• [Objective] Leave out the pictures and reproduce all of the data exactly.

[Raw records]

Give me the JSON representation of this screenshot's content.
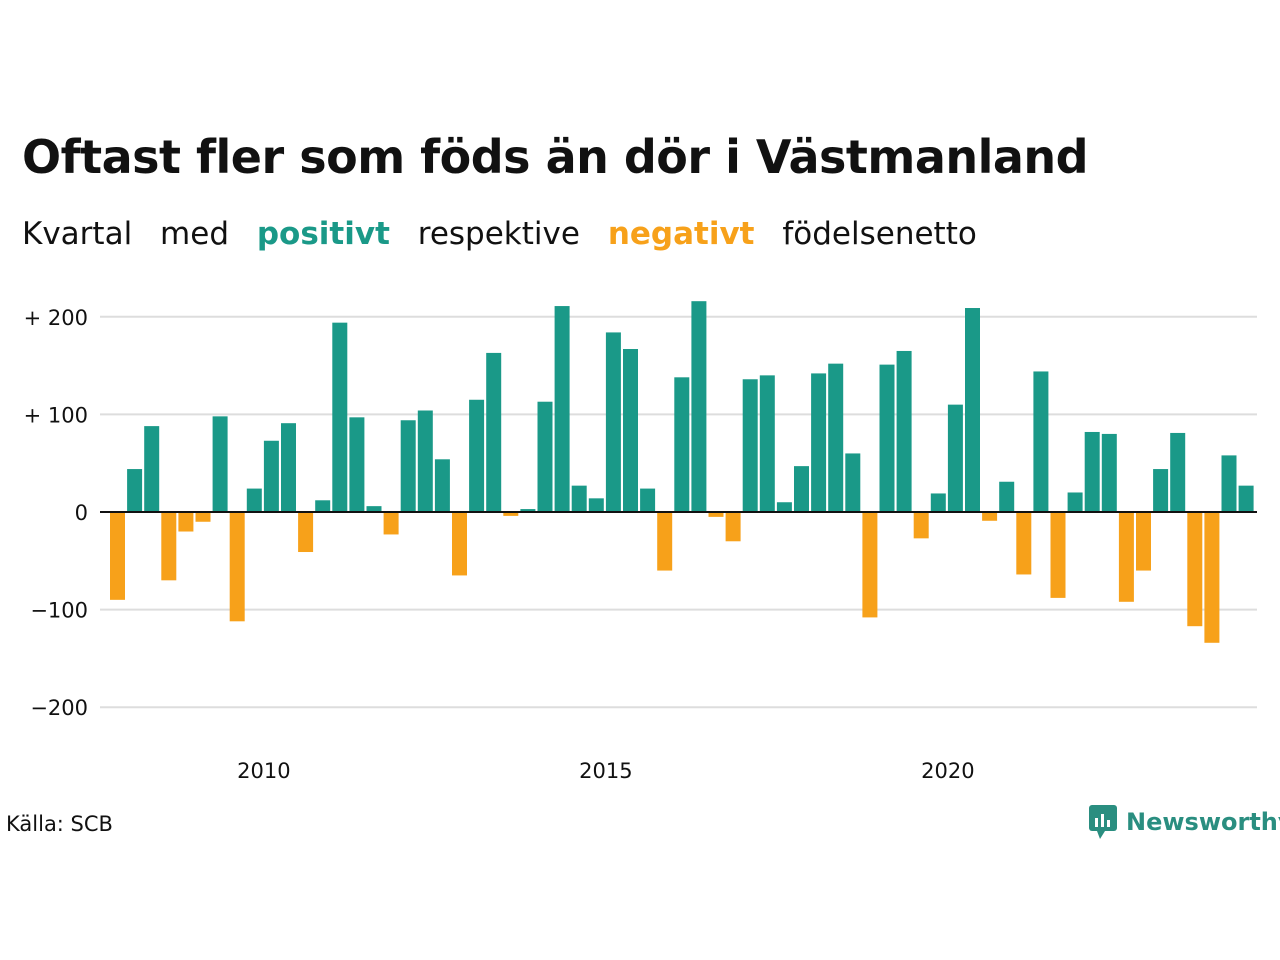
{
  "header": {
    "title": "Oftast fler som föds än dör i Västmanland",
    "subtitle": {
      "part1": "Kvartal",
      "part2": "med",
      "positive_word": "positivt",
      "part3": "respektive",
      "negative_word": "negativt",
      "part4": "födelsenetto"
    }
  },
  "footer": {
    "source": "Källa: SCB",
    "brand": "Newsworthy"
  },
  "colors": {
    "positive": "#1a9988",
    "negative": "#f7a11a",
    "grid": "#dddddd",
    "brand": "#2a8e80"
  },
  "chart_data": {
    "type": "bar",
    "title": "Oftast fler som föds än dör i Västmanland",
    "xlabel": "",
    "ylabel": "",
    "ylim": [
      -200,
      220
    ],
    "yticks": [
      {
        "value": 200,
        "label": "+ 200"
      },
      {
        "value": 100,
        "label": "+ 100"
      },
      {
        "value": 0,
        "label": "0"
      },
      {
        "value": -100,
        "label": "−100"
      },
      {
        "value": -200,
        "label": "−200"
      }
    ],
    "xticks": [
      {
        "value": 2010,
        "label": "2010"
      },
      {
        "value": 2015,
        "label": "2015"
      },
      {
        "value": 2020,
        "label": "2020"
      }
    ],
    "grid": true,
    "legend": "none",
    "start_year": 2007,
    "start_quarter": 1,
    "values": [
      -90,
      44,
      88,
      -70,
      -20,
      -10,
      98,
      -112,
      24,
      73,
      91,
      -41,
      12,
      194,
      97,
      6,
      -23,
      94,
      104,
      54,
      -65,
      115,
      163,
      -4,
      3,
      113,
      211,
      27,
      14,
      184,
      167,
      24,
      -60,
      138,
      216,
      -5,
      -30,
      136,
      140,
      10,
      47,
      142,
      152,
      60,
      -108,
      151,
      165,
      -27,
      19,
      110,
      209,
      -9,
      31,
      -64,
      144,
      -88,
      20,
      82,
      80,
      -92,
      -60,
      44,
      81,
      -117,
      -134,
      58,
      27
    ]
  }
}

• [Correct answer]
Give me the JSON representation of this screenshot's content.
{
  "header": {
    "title": "Oftast fler som föds än dör i Västmanland",
    "subtitle": {
      "part1": "Kvartal",
      "part2": "med",
      "positive_word": "positivt",
      "part3": "respektive",
      "negative_word": "negativt",
      "part4": "födelsenetto"
    }
  },
  "footer": {
    "source": "Källa: SCB",
    "brand": "Newsworthy"
  },
  "colors": {
    "positive": "#1a9988",
    "negative": "#f7a11a",
    "grid": "#dddddd",
    "brand": "#2a8e80"
  },
  "chart_data": {
    "type": "bar",
    "title": "Oftast fler som föds än dör i Västmanland",
    "xlabel": "",
    "ylabel": "",
    "ylim": [
      -200,
      220
    ],
    "yticks": [
      {
        "value": 200,
        "label": "+ 200"
      },
      {
        "value": 100,
        "label": "+ 100"
      },
      {
        "value": 0,
        "label": "0"
      },
      {
        "value": -100,
        "label": "−100"
      },
      {
        "value": -200,
        "label": "−200"
      }
    ],
    "xticks": [
      {
        "value": 2010,
        "label": "2010"
      },
      {
        "value": 2015,
        "label": "2015"
      },
      {
        "value": 2020,
        "label": "2020"
      }
    ],
    "grid": true,
    "legend": "none",
    "start_year": 2007,
    "start_quarter": 1,
    "values": [
      -90,
      44,
      88,
      -70,
      -20,
      -10,
      98,
      -112,
      24,
      73,
      91,
      -41,
      12,
      194,
      97,
      6,
      -23,
      94,
      104,
      54,
      -65,
      115,
      163,
      -4,
      3,
      113,
      211,
      27,
      14,
      184,
      167,
      24,
      -60,
      138,
      216,
      -5,
      -30,
      136,
      140,
      10,
      47,
      142,
      152,
      60,
      -108,
      151,
      165,
      -27,
      19,
      110,
      209,
      -9,
      31,
      -64,
      144,
      -88,
      20,
      82,
      80,
      -92,
      -60,
      44,
      81,
      -117,
      -134,
      58,
      27
    ]
  }
}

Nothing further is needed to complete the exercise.